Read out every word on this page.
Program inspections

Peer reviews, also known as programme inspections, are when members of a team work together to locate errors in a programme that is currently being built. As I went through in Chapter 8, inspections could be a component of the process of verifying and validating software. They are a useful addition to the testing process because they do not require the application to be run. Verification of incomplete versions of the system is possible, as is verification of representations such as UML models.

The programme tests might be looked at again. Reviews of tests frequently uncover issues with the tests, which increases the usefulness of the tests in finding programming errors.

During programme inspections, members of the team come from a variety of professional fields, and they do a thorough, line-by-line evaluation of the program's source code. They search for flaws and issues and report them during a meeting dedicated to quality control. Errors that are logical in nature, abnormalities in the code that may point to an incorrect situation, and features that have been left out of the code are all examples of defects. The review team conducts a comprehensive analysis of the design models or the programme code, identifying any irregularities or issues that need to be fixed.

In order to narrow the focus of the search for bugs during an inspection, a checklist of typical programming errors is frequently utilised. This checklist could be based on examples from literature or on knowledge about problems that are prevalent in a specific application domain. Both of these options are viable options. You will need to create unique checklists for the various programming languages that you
* * *
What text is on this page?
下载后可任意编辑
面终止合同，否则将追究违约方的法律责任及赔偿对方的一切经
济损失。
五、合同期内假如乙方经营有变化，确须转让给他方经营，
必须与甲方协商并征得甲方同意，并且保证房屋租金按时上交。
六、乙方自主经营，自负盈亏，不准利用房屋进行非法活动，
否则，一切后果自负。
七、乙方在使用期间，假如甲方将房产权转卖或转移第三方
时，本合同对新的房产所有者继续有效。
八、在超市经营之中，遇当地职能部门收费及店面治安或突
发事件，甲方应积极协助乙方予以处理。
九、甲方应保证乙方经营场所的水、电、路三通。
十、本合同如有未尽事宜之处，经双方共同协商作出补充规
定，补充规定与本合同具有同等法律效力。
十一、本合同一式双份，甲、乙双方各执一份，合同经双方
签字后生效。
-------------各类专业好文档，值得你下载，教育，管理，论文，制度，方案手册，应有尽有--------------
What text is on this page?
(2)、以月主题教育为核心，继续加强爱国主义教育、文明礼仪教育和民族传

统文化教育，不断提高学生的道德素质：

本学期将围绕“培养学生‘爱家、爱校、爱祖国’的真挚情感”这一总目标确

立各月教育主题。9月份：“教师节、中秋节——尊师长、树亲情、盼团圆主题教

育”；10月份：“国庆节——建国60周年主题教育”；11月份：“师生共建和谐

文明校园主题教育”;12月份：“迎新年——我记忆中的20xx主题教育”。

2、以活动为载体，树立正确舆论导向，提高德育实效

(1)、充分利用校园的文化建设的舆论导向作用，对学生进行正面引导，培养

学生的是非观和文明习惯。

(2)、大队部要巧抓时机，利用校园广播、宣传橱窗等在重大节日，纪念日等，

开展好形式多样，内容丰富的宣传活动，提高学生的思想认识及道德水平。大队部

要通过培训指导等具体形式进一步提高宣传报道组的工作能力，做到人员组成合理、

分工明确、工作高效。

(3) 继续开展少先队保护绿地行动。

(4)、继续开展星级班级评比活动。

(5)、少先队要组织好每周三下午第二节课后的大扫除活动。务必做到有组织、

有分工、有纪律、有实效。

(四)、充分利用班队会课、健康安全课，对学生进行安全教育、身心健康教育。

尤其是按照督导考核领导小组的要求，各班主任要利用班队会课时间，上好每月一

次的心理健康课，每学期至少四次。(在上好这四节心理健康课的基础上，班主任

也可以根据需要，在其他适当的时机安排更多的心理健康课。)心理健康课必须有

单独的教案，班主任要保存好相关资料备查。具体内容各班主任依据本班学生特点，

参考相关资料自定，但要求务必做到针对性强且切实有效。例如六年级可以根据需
--
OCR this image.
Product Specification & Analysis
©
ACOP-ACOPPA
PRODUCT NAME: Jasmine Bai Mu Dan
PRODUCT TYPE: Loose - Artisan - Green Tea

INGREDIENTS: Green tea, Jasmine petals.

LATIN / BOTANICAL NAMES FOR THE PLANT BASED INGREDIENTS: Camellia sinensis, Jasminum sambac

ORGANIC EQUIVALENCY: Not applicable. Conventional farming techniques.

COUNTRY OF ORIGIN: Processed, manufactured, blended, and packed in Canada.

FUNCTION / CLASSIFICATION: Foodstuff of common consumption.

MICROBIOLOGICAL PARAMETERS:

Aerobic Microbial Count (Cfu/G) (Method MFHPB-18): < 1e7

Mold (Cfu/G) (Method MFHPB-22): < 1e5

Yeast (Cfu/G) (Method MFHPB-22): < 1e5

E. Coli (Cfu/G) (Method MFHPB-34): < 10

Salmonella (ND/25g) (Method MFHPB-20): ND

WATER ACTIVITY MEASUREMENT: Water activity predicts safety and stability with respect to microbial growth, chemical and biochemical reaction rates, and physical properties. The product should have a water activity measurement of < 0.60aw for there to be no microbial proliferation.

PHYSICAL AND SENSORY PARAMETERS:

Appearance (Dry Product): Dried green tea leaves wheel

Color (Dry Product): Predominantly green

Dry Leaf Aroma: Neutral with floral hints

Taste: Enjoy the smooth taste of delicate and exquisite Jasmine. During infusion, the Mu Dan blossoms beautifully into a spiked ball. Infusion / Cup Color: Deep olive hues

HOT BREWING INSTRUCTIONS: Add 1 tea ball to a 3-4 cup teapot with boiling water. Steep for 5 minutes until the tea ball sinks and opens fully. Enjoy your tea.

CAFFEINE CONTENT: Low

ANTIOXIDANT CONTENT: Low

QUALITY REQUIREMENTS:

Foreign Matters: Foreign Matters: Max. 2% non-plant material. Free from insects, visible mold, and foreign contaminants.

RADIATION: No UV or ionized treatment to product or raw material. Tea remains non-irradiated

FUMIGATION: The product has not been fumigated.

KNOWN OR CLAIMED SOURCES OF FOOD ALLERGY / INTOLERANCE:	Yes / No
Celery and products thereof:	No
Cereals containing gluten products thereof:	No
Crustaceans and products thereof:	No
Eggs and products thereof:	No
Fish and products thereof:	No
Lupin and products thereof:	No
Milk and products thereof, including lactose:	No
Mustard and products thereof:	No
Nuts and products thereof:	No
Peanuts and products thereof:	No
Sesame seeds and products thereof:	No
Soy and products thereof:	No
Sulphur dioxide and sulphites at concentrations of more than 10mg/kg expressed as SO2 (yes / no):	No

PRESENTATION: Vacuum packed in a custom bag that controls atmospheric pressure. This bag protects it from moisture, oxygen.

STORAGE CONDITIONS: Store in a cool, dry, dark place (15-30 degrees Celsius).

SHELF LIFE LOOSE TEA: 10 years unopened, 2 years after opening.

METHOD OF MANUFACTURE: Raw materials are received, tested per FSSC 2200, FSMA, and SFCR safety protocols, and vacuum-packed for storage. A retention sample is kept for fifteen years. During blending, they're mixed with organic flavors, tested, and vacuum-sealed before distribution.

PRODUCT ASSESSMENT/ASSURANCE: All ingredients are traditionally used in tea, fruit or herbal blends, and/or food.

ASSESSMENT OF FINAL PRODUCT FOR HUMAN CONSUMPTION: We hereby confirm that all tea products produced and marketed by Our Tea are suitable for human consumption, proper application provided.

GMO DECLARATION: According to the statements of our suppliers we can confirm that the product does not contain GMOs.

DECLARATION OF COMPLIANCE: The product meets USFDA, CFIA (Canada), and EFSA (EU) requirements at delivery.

Task:
Return a copy of every line that includes the word "ball".

Solution below:
Taste: Enjoy the smooth taste of delicate and exquisite Jasmine. During infusion, the Mu Dan blossoms beautifully into a spiked ball. Infusion / Cup Color: Deep olive hues
HOT BREWING INSTRUCTIONS: Add 1 tea ball to a 3-4 cup teapot with boiling water. Steep for 5 minutes until the tea ball sinks and opens fully. Enjoy your tea.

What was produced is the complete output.